§ **Aim of the task**:
Output all the material that follows, exactly as given.
--- BEGIN ---
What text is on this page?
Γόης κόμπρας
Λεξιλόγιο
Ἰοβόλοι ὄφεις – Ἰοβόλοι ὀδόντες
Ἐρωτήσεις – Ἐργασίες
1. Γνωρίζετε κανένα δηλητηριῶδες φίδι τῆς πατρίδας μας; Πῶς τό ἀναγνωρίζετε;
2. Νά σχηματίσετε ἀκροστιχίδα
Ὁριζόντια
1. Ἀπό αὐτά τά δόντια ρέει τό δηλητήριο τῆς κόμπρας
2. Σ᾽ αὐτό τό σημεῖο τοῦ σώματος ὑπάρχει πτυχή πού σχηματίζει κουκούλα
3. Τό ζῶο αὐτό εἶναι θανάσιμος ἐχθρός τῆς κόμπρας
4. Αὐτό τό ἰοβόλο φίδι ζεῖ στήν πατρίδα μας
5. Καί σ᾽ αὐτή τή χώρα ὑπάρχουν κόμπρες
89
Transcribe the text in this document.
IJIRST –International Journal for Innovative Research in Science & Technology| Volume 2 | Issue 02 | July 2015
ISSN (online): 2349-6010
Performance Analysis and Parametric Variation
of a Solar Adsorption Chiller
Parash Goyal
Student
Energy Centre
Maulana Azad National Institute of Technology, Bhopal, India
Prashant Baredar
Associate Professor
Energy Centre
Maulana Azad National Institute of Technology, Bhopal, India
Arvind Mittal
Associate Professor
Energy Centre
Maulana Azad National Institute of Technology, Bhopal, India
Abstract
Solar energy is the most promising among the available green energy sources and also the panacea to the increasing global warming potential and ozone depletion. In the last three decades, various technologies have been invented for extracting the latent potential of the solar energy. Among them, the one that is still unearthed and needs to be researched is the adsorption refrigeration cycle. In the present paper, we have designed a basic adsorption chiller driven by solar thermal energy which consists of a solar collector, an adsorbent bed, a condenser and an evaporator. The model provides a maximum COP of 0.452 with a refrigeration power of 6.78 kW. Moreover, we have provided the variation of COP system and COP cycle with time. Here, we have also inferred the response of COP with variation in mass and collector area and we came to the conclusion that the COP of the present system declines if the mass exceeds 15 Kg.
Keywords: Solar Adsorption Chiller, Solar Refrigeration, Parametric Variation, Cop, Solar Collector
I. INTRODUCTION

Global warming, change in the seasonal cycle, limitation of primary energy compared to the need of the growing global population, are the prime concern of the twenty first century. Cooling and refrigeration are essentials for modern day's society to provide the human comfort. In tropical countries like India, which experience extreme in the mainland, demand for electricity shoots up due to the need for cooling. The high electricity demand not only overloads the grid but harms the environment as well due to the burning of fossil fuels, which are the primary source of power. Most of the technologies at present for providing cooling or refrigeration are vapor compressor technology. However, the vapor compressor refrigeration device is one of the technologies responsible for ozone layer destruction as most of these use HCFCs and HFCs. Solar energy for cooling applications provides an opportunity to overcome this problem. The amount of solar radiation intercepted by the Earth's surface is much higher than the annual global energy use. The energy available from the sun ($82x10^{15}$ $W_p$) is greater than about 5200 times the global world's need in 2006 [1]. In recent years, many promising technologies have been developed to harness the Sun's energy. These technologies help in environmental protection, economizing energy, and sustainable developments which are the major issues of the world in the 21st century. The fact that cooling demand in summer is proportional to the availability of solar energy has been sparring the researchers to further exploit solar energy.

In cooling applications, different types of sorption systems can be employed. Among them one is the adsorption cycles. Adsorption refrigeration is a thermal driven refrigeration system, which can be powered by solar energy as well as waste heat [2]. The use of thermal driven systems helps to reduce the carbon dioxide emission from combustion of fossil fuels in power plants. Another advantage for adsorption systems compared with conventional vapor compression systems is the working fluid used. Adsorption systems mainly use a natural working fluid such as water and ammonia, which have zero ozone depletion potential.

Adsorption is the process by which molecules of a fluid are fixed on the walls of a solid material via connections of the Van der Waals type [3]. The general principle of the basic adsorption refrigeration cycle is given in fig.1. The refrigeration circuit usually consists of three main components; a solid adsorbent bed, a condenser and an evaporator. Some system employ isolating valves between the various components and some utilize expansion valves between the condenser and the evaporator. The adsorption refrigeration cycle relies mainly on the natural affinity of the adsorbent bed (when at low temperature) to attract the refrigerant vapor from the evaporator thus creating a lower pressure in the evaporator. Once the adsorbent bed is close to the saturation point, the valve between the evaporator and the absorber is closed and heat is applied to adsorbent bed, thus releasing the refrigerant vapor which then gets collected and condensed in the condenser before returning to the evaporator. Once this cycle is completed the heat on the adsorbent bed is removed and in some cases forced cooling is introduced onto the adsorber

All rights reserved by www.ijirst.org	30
--- END ---
§ **Solution to the exercise**:
What text is on this page?
Γόης κόμπρας
Λεξιλόγιο
Ἰοβόλοι ὄφεις – Ἰοβόλοι ὀδόντες
Ἐρωτήσεις – Ἐργασίες
1. Γνωρίζετε κανένα δηλητηριῶδες φίδι τῆς πατρίδας μας; Πῶς τό ἀναγνωρίζετε;
2. Νά σχηματίσετε ἀκροστιχίδα
Ὁριζόντια
1. Ἀπό αὐτά τά δόντια ρέει τό δηλητήριο τῆς κόμπρας
2. Σ᾽ αὐτό τό σημεῖο τοῦ σώματος ὑπάρχει πτυχή πού σχηματίζει κουκούλα
3. Τό ζῶο αὐτό εἶναι θανάσιμος ἐχθρός τῆς κόμπρας
4. Αὐτό τό ἰοβόλο φίδι ζεῖ στήν πατρίδα μας
5. Καί σ᾽ αὐτή τή χώρα ὑπάρχουν κόμπρες
89
Transcribe the text in this document.
IJIRST –International Journal for Innovative Research in Science & Technology| Volume 2 | Issue 02 | July 2015
ISSN (online): 2349-6010
Performance Analysis and Parametric Variation
of a Solar Adsorption Chiller
Parash Goyal
Student
Energy Centre
Maulana Azad National Institute of Technology, Bhopal, India
Prashant Baredar
Associate Professor
Energy Centre
Maulana Azad National Institute of Technology, Bhopal, India
Arvind Mittal
Associate Professor
Energy Centre
Maulana Azad National Institute of Technology, Bhopal, India
Abstract
Solar energy is the most promising among the available green energy sources and also the panacea to the increasing global warming potential and ozone depletion. In the last three decades, various technologies have been invented for extracting the latent potential of the solar energy. Among them, the one that is still unearthed and needs to be researched is the adsorption refrigeration cycle. In the present paper, we have designed a basic adsorption chiller driven by solar thermal energy which consists of a solar collector, an adsorbent bed, a condenser and an evaporator. The model provides a maximum COP of 0.452 with a refrigeration power of 6.78 kW. Moreover, we have provided the variation of COP system and COP cycle with time. Here, we have also inferred the response of COP with variation in mass and collector area and we came to the conclusion that the COP of the present system declines if the mass exceeds 15 Kg.
Keywords: Solar Adsorption Chiller, Solar Refrigeration, Parametric Variation, Cop, Solar Collector
I. INTRODUCTION

Global warming, change in the seasonal cycle, limitation of primary energy compared to the need of the growing global population, are the prime concern of the twenty first century. Cooling and refrigeration are essentials for modern day's society to provide the human comfort. In tropical countries like India, which experience extreme in the mainland, demand for electricity shoots up due to the need for cooling. The high electricity demand not only overloads the grid but harms the environment as well due to the burning of fossil fuels, which are the primary source of power. Most of the technologies at present for providing cooling or refrigeration are vapor compressor technology. However, the vapor compressor refrigeration device is one of the technologies responsible for ozone layer destruction as most of these use HCFCs and HFCs. Solar energy for cooling applications provides an opportunity to overcome this problem. The amount of solar radiation intercepted by the Earth's surface is much higher than the annual global energy use. The energy available from the sun ($82x10^{15}$ $W_p$) is greater than about 5200 times the global world's need in 2006 [1]. In recent years, many promising technologies have been developed to harness the Sun's energy. These technologies help in environmental protection, economizing energy, and sustainable developments which are the major issues of the world in the 21st century. The fact that cooling demand in summer is proportional to the availability of solar energy has been sparring the researchers to further exploit solar energy.

In cooling applications, different types of sorption systems can be employed. Among them one is the adsorption cycles. Adsorption refrigeration is a thermal driven refrigeration system, which can be powered by solar energy as well as waste heat [2]. The use of thermal driven systems helps to reduce the carbon dioxide emission from combustion of fossil fuels in power plants. Another advantage for adsorption systems compared with conventional vapor compression systems is the working fluid used. Adsorption systems mainly use a natural working fluid such as water and ammonia, which have zero ozone depletion potential.

Adsorption is the process by which molecules of a fluid are fixed on the walls of a solid material via connections of the Van der Waals type [3]. The general principle of the basic adsorption refrigeration cycle is given in fig.1. The refrigeration circuit usually consists of three main components; a solid adsorbent bed, a condenser and an evaporator. Some system employ isolating valves between the various components and some utilize expansion valves between the condenser and the evaporator. The adsorption refrigeration cycle relies mainly on the natural affinity of the adsorbent bed (when at low temperature) to attract the refrigerant vapor from the evaporator thus creating a lower pressure in the evaporator. Once the adsorbent bed is close to the saturation point, the valve between the evaporator and the absorber is closed and heat is applied to adsorbent bed, thus releasing the refrigerant vapor which then gets collected and condensed in the condenser before returning to the evaporator. Once this cycle is completed the heat on the adsorbent bed is removed and in some cases forced cooling is introduced onto the adsorber

All rights reserved by www.ijirst.org	30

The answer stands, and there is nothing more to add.